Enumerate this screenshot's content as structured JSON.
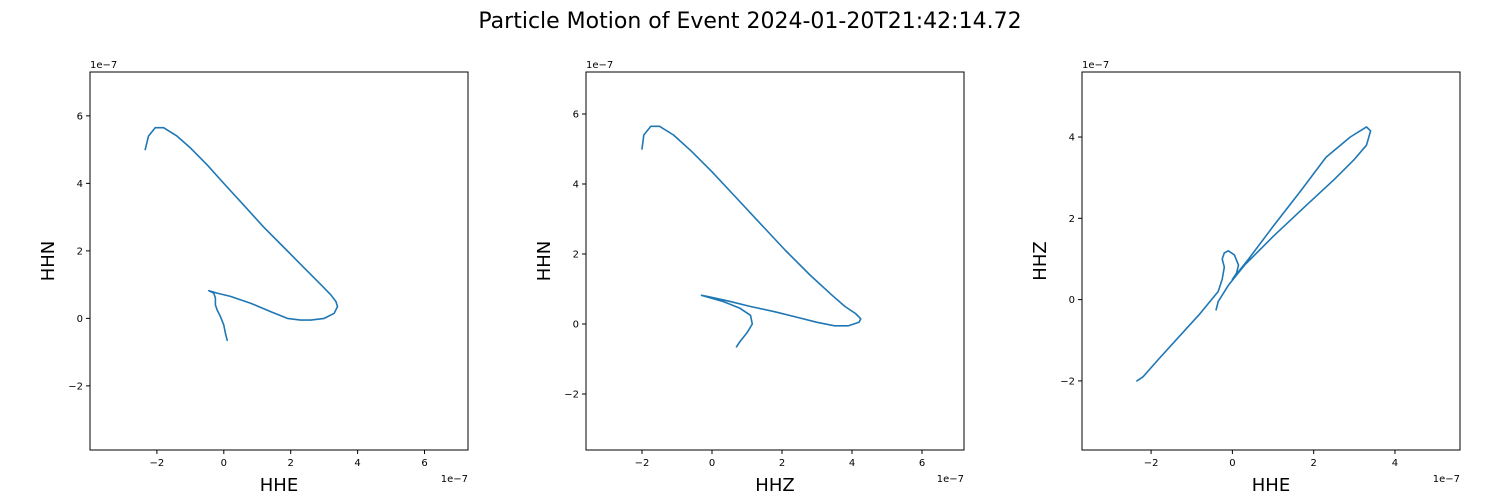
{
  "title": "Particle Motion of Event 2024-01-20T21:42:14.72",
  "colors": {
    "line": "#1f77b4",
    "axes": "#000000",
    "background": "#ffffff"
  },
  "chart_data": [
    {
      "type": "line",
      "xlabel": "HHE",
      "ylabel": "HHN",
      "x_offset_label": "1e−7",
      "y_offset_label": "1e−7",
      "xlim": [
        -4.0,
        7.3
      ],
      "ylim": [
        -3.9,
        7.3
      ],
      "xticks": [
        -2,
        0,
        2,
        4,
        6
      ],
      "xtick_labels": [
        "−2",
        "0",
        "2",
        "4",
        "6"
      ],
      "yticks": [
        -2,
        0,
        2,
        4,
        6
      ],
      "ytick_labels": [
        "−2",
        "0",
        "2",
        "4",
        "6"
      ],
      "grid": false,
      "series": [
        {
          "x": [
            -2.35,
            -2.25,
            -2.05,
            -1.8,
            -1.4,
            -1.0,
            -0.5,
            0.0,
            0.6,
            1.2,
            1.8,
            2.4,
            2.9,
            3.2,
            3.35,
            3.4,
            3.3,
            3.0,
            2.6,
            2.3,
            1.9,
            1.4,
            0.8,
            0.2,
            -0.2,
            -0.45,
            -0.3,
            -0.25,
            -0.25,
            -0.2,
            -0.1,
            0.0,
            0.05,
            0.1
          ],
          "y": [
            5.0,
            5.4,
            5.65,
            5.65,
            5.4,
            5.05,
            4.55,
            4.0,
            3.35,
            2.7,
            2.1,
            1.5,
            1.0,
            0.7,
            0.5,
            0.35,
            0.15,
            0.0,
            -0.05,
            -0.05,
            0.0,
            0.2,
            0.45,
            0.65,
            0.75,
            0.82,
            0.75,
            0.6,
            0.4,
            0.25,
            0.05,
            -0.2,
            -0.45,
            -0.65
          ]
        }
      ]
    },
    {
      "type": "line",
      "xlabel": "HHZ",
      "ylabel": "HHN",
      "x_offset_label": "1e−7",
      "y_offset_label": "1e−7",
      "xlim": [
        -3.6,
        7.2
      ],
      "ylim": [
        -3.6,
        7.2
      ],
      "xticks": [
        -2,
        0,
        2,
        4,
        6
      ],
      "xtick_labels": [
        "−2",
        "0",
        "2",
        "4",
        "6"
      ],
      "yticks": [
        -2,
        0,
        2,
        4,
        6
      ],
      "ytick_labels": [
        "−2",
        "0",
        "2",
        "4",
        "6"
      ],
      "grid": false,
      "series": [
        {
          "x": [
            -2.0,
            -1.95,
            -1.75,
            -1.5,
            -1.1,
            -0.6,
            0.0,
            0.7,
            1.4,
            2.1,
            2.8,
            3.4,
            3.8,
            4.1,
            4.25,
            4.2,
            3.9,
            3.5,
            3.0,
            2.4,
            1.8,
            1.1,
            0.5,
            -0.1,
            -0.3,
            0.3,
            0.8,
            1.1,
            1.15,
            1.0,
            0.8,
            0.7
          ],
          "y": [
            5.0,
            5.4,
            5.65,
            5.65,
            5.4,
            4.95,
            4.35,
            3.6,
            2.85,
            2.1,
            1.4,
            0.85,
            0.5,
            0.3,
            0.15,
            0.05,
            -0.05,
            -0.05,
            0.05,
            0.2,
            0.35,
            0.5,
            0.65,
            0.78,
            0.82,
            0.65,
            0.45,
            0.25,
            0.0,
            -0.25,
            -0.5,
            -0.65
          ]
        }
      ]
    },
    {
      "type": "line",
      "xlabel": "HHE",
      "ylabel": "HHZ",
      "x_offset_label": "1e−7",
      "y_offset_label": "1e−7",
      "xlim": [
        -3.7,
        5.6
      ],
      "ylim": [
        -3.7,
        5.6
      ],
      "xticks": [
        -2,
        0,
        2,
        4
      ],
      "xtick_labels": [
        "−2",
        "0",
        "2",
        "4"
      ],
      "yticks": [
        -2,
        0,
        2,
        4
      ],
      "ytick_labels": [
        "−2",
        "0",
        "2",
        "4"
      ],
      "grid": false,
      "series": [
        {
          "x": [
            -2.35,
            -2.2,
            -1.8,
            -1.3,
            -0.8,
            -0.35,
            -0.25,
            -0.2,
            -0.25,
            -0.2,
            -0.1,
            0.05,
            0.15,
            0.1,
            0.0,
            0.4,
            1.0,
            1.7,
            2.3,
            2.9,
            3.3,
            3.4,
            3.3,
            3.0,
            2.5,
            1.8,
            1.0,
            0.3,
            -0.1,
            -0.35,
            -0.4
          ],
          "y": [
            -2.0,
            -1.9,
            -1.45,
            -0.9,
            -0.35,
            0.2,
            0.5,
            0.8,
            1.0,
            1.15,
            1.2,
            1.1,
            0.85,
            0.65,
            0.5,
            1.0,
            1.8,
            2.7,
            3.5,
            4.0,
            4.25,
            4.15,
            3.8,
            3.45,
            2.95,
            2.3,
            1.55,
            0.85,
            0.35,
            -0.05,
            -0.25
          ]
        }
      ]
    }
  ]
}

------------------------------------

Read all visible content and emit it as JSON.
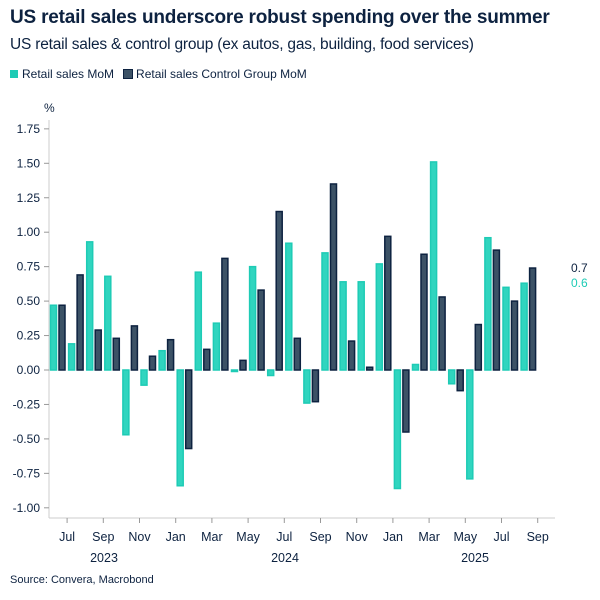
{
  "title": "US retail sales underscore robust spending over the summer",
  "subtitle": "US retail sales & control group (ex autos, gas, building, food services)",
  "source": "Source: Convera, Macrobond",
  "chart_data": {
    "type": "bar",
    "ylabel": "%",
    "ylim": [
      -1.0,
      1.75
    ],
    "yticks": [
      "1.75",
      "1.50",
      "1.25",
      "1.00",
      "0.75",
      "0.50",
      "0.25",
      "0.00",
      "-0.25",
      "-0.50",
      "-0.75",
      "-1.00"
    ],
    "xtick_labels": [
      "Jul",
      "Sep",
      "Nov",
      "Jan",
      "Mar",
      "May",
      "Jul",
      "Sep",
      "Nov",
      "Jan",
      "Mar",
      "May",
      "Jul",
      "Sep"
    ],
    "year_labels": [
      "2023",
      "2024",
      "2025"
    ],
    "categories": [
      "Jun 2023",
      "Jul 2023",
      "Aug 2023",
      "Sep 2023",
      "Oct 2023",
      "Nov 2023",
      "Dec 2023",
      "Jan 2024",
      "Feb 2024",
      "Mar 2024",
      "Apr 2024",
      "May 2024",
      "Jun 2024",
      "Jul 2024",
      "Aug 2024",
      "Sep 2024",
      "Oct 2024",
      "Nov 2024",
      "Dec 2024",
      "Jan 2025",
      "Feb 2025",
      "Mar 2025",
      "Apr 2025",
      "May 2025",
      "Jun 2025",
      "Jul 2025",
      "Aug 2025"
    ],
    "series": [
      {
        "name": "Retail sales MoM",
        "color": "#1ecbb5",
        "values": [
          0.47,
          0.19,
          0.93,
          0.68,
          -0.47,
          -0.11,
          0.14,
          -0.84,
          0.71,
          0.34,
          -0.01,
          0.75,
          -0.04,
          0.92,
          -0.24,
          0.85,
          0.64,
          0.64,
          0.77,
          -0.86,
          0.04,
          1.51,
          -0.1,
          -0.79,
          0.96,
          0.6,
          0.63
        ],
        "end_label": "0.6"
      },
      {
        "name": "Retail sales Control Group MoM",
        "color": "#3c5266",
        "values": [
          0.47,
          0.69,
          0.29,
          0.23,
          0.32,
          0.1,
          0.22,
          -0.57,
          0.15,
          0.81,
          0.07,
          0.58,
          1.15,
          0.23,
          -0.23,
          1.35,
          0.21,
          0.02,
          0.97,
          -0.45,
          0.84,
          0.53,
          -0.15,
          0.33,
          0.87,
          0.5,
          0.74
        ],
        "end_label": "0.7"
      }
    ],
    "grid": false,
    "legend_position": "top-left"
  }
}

------------------------------------

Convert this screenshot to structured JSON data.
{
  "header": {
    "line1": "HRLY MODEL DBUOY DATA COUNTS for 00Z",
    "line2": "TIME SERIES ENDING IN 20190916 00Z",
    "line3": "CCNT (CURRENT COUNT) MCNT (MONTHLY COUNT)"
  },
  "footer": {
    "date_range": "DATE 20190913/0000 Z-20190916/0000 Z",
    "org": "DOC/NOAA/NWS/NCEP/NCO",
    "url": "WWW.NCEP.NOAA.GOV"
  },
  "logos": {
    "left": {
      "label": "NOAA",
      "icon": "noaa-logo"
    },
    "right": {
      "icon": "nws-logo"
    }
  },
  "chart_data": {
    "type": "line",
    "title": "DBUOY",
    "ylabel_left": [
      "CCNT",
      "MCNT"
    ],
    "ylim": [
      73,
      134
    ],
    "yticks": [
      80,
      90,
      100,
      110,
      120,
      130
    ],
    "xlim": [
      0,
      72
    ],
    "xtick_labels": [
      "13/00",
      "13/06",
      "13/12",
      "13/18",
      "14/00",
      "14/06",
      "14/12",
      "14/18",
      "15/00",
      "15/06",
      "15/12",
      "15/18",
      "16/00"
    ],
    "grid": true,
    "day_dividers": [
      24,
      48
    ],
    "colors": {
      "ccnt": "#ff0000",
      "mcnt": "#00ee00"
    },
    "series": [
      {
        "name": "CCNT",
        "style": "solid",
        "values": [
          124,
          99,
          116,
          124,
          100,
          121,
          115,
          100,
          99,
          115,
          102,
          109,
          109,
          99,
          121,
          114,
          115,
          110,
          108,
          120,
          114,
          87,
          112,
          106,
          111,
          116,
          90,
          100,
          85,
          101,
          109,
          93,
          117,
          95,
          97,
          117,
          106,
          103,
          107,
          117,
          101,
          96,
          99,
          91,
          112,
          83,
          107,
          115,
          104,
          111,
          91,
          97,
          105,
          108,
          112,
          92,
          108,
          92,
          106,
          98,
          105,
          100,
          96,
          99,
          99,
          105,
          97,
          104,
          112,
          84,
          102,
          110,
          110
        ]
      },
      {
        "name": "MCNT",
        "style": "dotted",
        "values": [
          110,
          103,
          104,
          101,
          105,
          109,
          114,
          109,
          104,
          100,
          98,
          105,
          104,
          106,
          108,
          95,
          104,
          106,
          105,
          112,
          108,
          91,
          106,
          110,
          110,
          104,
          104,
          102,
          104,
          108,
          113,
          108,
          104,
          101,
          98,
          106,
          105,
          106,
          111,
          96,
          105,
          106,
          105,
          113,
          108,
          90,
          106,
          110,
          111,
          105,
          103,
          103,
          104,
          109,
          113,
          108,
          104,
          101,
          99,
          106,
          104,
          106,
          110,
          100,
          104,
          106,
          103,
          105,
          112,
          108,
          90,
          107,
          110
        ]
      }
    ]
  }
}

------------------------------------

THE PROBLEM
Reproduce each line of the material containing the word "NCEP".

WRITTEN RESPONSE
    "org": "DOC/NOAA/NWS/NCEP/NCO",
    "url": "WWW.NCEP.NOAA.GOV"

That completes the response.